%%

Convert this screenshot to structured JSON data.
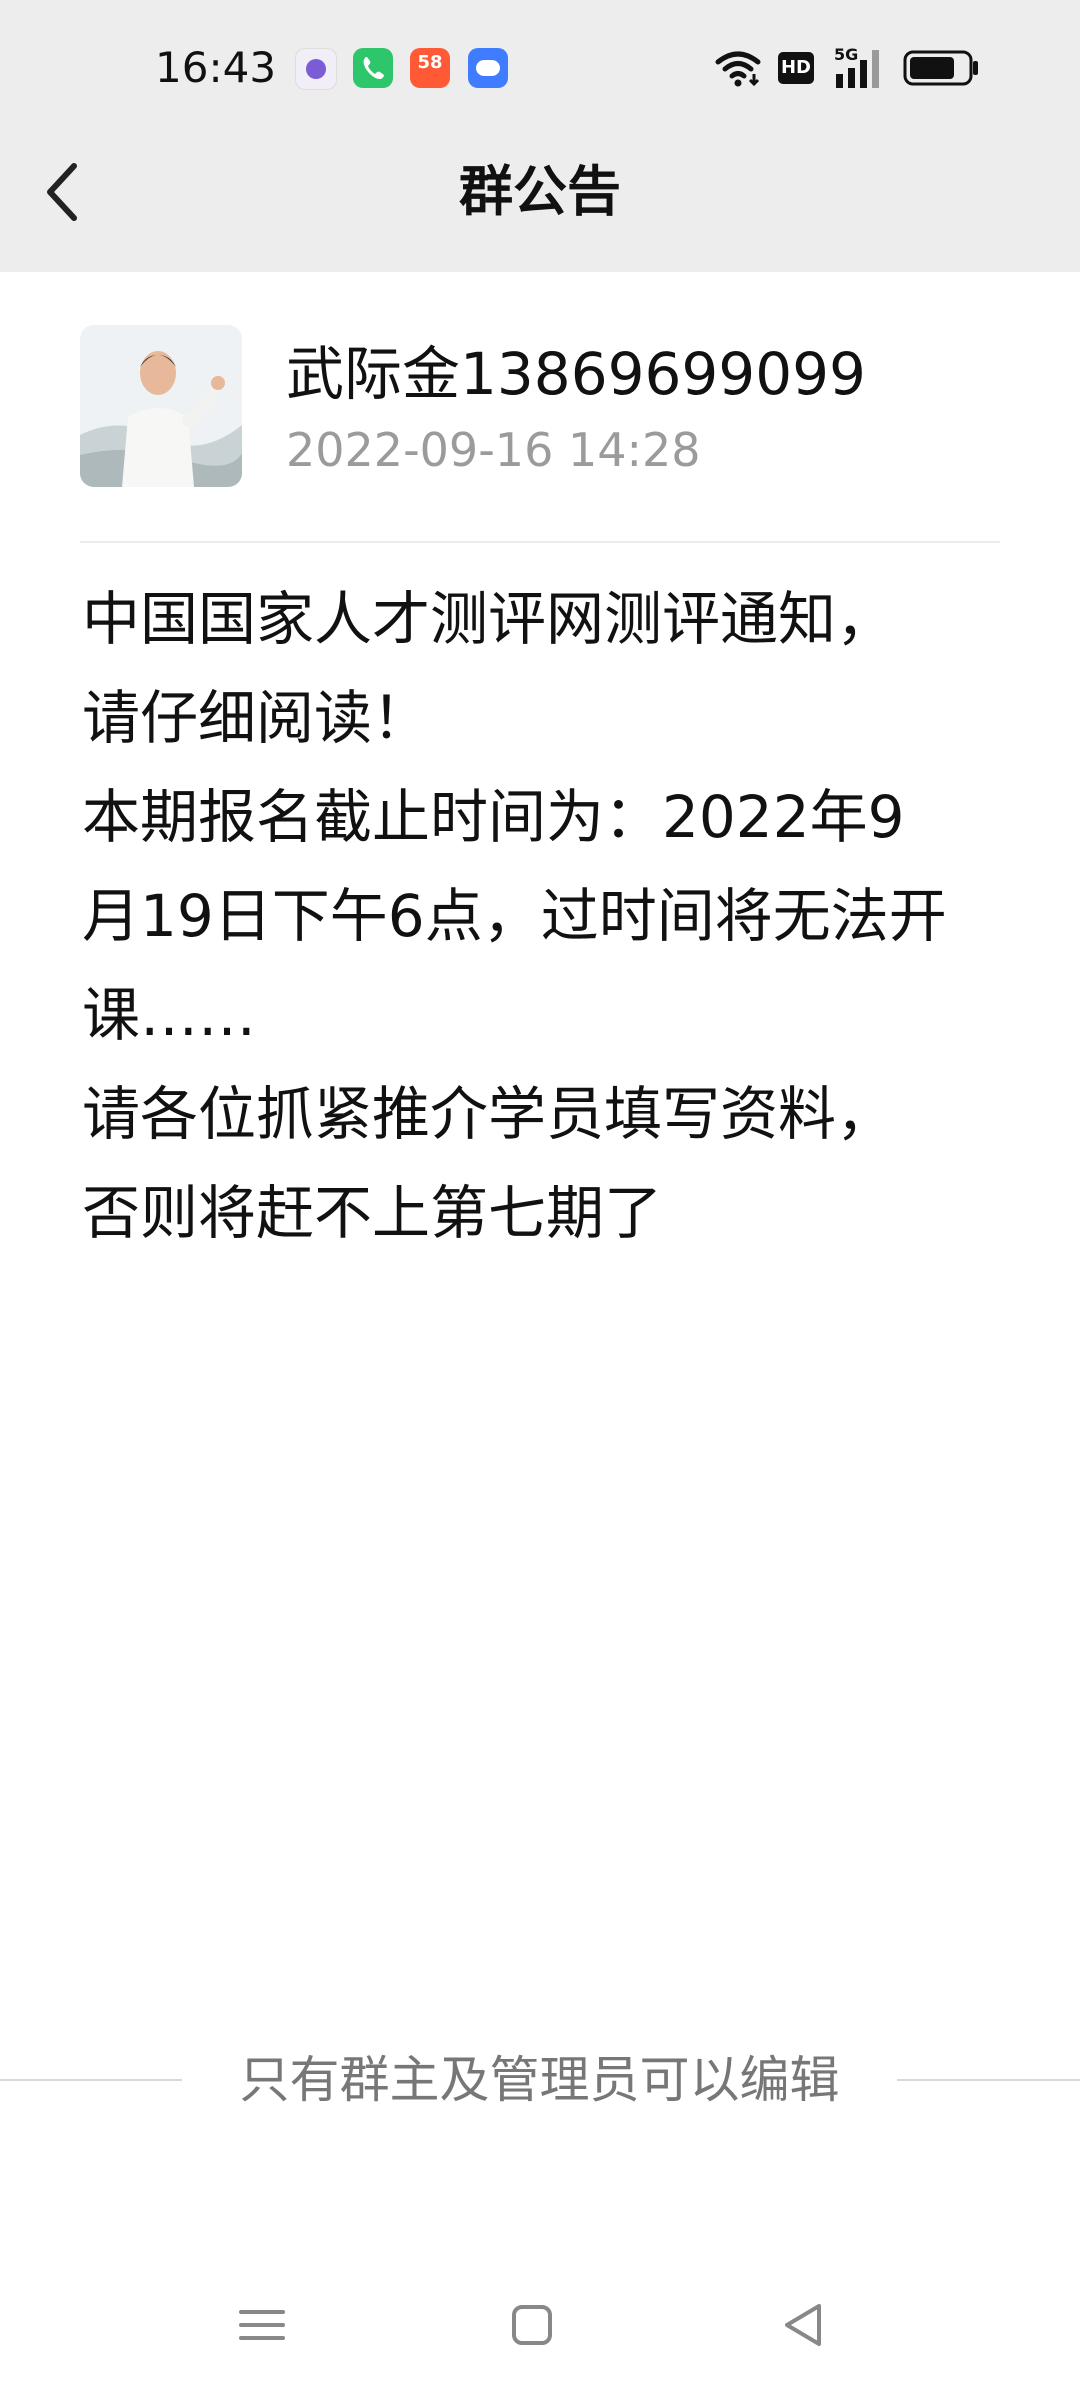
{
  "status_bar": {
    "time": "16:43",
    "app_icons": [
      "purple-app-icon",
      "phone-app-icon",
      "58-app-icon",
      "cloud-app-icon"
    ],
    "icons": [
      "wifi-icon",
      "hd-icon",
      "5g-signal-icon",
      "battery-icon"
    ],
    "hd_label": "HD"
  },
  "header": {
    "title": "群公告",
    "back_icon": "chevron-left-icon"
  },
  "post": {
    "author": "武际金13869699099",
    "time": "2022-09-16 14:28",
    "lines": [
      "中国国家人才测评网测评通知，",
      "请仔细阅读！",
      "本期报名截止时间为：2022年9",
      "月19日下午6点，过时间将无法开",
      "课……",
      "请各位抓紧推介学员填写资料，",
      "否则将赶不上第七期了"
    ]
  },
  "footer": {
    "note": "只有群主及管理员可以编辑"
  },
  "nav": {
    "icons": [
      "menu-icon",
      "home-icon",
      "back-icon"
    ]
  },
  "colors": {
    "header_bg": "#ededed",
    "page_bg": "#ffffff",
    "meta_text": "#9b9b9b",
    "footer_text": "#777777"
  }
}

%%

_DO THIS_. Repeat each record exactly as shown above, dropping all images.

_ANSWER TO THIS PROBLEM_.
Convert this screenshot to structured JSON data.
{
  "status_bar": {
    "time": "16:43",
    "app_icons": [
      "purple-app-icon",
      "phone-app-icon",
      "58-app-icon",
      "cloud-app-icon"
    ],
    "icons": [
      "wifi-icon",
      "hd-icon",
      "5g-signal-icon",
      "battery-icon"
    ],
    "hd_label": "HD"
  },
  "header": {
    "title": "群公告",
    "back_icon": "chevron-left-icon"
  },
  "post": {
    "author": "武际金13869699099",
    "time": "2022-09-16 14:28",
    "lines": [
      "中国国家人才测评网测评通知，",
      "请仔细阅读！",
      "本期报名截止时间为：2022年9",
      "月19日下午6点，过时间将无法开",
      "课……",
      "请各位抓紧推介学员填写资料，",
      "否则将赶不上第七期了"
    ]
  },
  "footer": {
    "note": "只有群主及管理员可以编辑"
  },
  "nav": {
    "icons": [
      "menu-icon",
      "home-icon",
      "back-icon"
    ]
  },
  "colors": {
    "header_bg": "#ededed",
    "page_bg": "#ffffff",
    "meta_text": "#9b9b9b",
    "footer_text": "#777777"
  }
}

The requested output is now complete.